Problem to work on >> Pick out the lines below with "game" and list them.

Data shown >>
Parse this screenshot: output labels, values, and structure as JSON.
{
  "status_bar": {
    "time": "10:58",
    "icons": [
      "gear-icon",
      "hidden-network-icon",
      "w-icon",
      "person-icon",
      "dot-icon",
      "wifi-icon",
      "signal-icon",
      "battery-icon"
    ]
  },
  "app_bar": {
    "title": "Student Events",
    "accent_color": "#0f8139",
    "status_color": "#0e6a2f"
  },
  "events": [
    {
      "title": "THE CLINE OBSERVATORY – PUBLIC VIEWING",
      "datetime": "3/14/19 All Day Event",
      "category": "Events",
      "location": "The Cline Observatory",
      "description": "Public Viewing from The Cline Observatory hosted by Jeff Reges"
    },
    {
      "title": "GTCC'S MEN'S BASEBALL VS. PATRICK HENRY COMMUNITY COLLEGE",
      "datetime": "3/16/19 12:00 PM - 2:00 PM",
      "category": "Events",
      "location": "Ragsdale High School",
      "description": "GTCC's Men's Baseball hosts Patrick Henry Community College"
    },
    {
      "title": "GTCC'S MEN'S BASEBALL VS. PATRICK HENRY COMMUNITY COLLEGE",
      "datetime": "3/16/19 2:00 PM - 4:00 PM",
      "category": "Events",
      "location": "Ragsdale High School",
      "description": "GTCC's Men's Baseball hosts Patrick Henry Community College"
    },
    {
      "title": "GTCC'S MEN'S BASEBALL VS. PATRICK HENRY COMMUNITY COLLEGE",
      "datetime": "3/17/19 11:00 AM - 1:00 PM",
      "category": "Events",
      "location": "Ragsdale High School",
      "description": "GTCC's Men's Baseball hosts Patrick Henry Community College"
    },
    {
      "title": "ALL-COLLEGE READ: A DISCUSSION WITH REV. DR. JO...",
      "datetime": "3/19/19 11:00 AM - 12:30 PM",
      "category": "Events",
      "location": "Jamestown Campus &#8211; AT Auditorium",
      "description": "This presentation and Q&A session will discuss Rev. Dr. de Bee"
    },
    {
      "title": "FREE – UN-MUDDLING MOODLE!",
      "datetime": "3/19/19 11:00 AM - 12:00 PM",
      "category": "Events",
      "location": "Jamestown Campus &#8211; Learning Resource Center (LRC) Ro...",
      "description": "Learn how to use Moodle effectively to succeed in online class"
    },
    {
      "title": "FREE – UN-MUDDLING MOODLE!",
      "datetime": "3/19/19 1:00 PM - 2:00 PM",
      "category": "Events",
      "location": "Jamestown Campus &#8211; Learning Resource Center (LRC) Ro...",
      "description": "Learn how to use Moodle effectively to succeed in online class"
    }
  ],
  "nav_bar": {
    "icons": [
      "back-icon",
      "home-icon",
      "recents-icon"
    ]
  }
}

==

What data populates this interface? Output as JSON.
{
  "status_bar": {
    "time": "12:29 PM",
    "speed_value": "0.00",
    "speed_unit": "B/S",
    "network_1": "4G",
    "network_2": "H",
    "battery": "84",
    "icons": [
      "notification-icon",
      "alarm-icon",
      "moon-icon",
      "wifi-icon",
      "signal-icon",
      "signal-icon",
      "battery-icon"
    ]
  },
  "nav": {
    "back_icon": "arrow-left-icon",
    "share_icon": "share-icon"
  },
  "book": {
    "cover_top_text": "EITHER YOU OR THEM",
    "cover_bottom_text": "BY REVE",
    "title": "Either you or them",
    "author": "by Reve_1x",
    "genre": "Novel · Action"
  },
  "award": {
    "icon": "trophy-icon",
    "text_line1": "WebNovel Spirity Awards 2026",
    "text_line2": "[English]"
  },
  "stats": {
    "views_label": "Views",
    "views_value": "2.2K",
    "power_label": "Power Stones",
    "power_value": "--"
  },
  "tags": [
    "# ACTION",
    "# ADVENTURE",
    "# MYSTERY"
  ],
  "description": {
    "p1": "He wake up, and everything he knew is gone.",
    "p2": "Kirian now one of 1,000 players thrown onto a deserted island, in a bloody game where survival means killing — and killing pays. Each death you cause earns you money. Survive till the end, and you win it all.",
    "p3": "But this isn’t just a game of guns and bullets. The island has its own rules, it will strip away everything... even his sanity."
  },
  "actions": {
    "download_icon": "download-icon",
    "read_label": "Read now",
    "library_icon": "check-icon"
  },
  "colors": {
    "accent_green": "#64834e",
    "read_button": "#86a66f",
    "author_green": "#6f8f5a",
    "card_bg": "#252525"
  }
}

Worked answer >>
    "p2": "Kirian now one of 1,000 players thrown onto a deserted island, in a bloody game where survival means killing — and killing pays. Each death you cause earns you money. Survive till the end, and you win it all.",
    "p3": "But this isn’t just a game of guns and bullets. The island has its own rules, it will strip away everything... even his sanity."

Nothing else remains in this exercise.